#### AVAILABLE DATA ####

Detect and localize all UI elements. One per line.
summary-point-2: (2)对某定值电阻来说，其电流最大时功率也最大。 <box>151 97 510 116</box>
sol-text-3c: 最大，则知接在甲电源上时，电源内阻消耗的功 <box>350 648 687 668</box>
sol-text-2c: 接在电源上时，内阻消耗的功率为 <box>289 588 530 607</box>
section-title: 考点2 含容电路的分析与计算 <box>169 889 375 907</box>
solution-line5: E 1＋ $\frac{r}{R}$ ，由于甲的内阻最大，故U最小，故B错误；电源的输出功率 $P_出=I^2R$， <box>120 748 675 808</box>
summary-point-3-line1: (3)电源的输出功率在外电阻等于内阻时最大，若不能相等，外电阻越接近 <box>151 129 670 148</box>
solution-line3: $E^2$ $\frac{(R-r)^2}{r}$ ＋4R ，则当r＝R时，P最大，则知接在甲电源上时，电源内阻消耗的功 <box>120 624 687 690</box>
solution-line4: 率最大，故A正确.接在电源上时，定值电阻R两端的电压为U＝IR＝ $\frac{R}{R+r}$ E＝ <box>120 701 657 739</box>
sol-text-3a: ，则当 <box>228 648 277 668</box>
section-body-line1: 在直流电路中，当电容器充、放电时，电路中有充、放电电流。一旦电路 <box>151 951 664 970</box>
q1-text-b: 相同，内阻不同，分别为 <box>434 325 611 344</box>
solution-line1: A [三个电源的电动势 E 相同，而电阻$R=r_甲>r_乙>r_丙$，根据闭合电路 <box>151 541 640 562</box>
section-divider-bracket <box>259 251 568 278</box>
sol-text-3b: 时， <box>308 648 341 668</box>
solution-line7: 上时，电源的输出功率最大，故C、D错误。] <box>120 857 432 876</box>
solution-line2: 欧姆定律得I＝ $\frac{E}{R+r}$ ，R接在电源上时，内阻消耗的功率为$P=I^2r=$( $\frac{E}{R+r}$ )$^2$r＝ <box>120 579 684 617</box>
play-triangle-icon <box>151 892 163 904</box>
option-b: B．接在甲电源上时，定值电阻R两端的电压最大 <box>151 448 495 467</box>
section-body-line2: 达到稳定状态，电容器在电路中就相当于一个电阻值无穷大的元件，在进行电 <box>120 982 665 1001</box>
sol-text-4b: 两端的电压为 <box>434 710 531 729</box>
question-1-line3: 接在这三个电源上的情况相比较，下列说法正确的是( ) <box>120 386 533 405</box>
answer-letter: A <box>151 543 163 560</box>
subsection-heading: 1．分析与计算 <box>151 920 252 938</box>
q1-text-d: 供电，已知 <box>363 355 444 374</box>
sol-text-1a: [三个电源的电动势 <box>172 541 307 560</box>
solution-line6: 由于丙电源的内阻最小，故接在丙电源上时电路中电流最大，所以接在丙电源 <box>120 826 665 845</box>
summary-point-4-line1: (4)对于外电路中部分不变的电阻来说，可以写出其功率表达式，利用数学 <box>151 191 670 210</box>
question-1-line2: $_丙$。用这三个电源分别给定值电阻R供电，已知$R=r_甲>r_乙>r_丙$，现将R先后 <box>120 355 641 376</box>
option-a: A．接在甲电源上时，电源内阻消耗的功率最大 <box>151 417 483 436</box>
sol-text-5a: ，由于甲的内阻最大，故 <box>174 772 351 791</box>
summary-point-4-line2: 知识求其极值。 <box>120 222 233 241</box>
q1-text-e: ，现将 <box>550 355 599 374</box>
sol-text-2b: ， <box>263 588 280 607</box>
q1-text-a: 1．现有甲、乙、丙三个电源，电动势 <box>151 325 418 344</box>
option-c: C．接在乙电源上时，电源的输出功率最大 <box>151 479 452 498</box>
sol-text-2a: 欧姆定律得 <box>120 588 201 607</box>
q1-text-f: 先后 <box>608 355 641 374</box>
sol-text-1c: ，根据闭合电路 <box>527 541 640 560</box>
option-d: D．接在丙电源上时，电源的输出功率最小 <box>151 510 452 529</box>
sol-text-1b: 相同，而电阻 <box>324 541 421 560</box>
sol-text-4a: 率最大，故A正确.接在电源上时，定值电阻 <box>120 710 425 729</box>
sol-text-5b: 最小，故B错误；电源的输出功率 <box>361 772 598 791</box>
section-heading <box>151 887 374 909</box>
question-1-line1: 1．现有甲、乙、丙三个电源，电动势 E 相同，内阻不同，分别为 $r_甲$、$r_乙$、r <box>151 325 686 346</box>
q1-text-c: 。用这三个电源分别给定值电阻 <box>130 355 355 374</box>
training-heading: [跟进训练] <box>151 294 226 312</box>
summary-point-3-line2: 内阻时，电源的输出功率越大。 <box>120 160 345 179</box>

####

YOUR INSTRUCTIONS: Write out the rows above again, swapping "play-triangle-icon" for "play-icon" and leaving everything else unchanged.

ANSWER TO THE EXERCISE:
Detect and localize all UI elements. One per line.
summary-point-2: (2)对某定值电阻来说，其电流最大时功率也最大。 <box>151 97 510 116</box>
sol-text-3c: 最大，则知接在甲电源上时，电源内阻消耗的功 <box>350 648 687 668</box>
sol-text-2c: 接在电源上时，内阻消耗的功率为 <box>289 588 530 607</box>
section-title: 考点2 含容电路的分析与计算 <box>169 889 375 907</box>
solution-line5: E 1＋ $\frac{r}{R}$ ，由于甲的内阻最大，故U最小，故B错误；电源的输出功率 $P_出=I^2R$， <box>120 748 675 808</box>
summary-point-3-line1: (3)电源的输出功率在外电阻等于内阻时最大，若不能相等，外电阻越接近 <box>151 129 670 148</box>
solution-line3: $E^2$ $\frac{(R-r)^2}{r}$ ＋4R ，则当r＝R时，P最大，则知接在甲电源上时，电源内阻消耗的功 <box>120 624 687 690</box>
solution-line4: 率最大，故A正确.接在电源上时，定值电阻R两端的电压为U＝IR＝ $\frac{R}{R+r}$ E＝ <box>120 701 657 739</box>
sol-text-3a: ，则当 <box>228 648 277 668</box>
section-body-line1: 在直流电路中，当电容器充、放电时，电路中有充、放电电流。一旦电路 <box>151 951 664 970</box>
q1-text-b: 相同，内阻不同，分别为 <box>434 325 611 344</box>
solution-line1: A [三个电源的电动势 E 相同，而电阻$R=r_甲>r_乙>r_丙$，根据闭合电路 <box>151 541 640 562</box>
section-divider-bracket <box>259 251 568 278</box>
sol-text-3b: 时， <box>308 648 341 668</box>
solution-line7: 上时，电源的输出功率最大，故C、D错误。] <box>120 857 432 876</box>
solution-line2: 欧姆定律得I＝ $\frac{E}{R+r}$ ，R接在电源上时，内阻消耗的功率为$P=I^2r=$( $\frac{E}{R+r}$ )$^2$r＝ <box>120 579 684 617</box>
play-icon <box>151 892 163 904</box>
option-b: B．接在甲电源上时，定值电阻R两端的电压最大 <box>151 448 495 467</box>
section-body-line2: 达到稳定状态，电容器在电路中就相当于一个电阻值无穷大的元件，在进行电 <box>120 982 665 1001</box>
sol-text-4b: 两端的电压为 <box>434 710 531 729</box>
question-1-line3: 接在这三个电源上的情况相比较，下列说法正确的是( ) <box>120 386 533 405</box>
answer-letter: A <box>151 543 163 560</box>
subsection-heading: 1．分析与计算 <box>151 920 252 938</box>
q1-text-d: 供电，已知 <box>363 355 444 374</box>
sol-text-1a: [三个电源的电动势 <box>172 541 307 560</box>
solution-line6: 由于丙电源的内阻最小，故接在丙电源上时电路中电流最大，所以接在丙电源 <box>120 826 665 845</box>
summary-point-4-line1: (4)对于外电路中部分不变的电阻来说，可以写出其功率表达式，利用数学 <box>151 191 670 210</box>
question-1-line2: $_丙$。用这三个电源分别给定值电阻R供电，已知$R=r_甲>r_乙>r_丙$，现将R先后 <box>120 355 641 376</box>
option-a: A．接在甲电源上时，电源内阻消耗的功率最大 <box>151 417 483 436</box>
sol-text-5a: ，由于甲的内阻最大，故 <box>174 772 351 791</box>
summary-point-4-line2: 知识求其极值。 <box>120 222 233 241</box>
q1-text-e: ，现将 <box>550 355 599 374</box>
sol-text-2b: ， <box>263 588 280 607</box>
q1-text-a: 1．现有甲、乙、丙三个电源，电动势 <box>151 325 418 344</box>
option-c: C．接在乙电源上时，电源的输出功率最大 <box>151 479 452 498</box>
sol-text-2a: 欧姆定律得 <box>120 588 201 607</box>
q1-text-f: 先后 <box>608 355 641 374</box>
sol-text-1c: ，根据闭合电路 <box>527 541 640 560</box>
option-d: D．接在丙电源上时，电源的输出功率最小 <box>151 510 452 529</box>
sol-text-1b: 相同，而电阻 <box>324 541 421 560</box>
sol-text-4a: 率最大，故A正确.接在电源上时，定值电阻 <box>120 710 425 729</box>
sol-text-5b: 最小，故B错误；电源的输出功率 <box>361 772 598 791</box>
section-heading <box>151 887 374 909</box>
question-1-line1: 1．现有甲、乙、丙三个电源，电动势 E 相同，内阻不同，分别为 $r_甲$、$r_乙$、r <box>151 325 686 346</box>
q1-text-c: 。用这三个电源分别给定值电阻 <box>130 355 355 374</box>
training-heading: [跟进训练] <box>151 294 226 312</box>
summary-point-3-line2: 内阻时，电源的输出功率越大。 <box>120 160 345 179</box>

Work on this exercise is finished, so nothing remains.